▶ _Instruction_
Which lines in the records below contain the word "bond"? Copy each of them.

□ □ □ □ □

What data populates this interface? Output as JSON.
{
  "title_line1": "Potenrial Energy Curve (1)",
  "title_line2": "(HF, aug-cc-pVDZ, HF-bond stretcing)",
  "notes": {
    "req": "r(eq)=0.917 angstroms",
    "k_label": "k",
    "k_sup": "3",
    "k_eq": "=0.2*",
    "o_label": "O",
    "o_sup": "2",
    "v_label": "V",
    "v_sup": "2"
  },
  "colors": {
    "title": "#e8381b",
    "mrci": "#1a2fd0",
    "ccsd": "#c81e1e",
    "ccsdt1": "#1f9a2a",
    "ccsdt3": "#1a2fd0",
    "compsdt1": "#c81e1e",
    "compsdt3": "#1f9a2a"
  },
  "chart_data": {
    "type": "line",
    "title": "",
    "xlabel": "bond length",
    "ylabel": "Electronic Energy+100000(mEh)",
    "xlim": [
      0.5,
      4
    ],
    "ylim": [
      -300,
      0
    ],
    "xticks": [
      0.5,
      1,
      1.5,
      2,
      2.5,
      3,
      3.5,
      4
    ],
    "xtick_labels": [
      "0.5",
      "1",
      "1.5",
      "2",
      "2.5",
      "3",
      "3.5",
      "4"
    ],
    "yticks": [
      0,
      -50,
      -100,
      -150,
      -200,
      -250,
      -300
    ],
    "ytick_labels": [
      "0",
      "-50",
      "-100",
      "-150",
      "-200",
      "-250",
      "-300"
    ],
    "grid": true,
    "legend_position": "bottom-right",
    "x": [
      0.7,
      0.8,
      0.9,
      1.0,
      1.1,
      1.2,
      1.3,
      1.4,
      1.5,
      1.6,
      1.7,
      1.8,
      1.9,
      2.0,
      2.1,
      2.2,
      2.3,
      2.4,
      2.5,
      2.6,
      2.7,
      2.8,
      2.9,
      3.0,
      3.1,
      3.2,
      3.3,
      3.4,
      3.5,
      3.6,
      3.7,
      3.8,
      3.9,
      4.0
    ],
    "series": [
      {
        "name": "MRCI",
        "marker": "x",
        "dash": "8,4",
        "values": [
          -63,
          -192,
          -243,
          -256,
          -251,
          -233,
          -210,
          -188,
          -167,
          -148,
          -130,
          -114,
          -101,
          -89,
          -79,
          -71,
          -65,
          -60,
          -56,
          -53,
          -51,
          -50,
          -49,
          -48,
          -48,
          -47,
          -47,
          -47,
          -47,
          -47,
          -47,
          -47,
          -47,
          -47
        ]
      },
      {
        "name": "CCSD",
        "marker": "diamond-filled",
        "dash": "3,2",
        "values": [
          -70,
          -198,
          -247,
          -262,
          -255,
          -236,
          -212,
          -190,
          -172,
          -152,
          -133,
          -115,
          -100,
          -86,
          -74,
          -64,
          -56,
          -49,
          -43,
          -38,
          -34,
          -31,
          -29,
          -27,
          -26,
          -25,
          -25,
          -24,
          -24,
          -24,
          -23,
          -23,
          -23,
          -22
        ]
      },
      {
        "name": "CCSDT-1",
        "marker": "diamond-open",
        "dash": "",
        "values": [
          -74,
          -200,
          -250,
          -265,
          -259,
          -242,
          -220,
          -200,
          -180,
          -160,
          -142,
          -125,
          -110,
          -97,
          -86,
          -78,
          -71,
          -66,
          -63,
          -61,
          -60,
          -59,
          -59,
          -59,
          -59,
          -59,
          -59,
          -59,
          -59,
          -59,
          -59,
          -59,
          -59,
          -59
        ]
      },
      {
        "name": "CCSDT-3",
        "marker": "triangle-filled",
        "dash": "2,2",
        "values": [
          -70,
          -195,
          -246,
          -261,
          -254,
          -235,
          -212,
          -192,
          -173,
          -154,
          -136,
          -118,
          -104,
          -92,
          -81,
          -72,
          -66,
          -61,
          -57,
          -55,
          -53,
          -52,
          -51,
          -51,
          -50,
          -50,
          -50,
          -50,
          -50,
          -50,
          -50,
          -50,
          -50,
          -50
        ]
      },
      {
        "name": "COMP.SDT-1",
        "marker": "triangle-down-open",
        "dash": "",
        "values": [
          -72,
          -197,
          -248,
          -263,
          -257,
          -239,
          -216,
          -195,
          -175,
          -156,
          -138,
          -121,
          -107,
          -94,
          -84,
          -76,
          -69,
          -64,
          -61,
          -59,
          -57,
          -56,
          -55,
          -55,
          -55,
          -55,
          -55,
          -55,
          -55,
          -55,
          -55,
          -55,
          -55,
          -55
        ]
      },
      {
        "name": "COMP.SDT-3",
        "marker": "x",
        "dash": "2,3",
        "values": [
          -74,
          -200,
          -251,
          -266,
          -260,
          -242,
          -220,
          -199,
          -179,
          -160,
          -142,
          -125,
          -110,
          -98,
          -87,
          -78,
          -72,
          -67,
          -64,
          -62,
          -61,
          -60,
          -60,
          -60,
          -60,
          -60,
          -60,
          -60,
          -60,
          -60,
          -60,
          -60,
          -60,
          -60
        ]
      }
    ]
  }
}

□ □ □ □ □

▶ _Task output_
  "title_line2": "(HF, aug-cc-pVDZ, HF-bond stretcing)",
    "xlabel": "bond length",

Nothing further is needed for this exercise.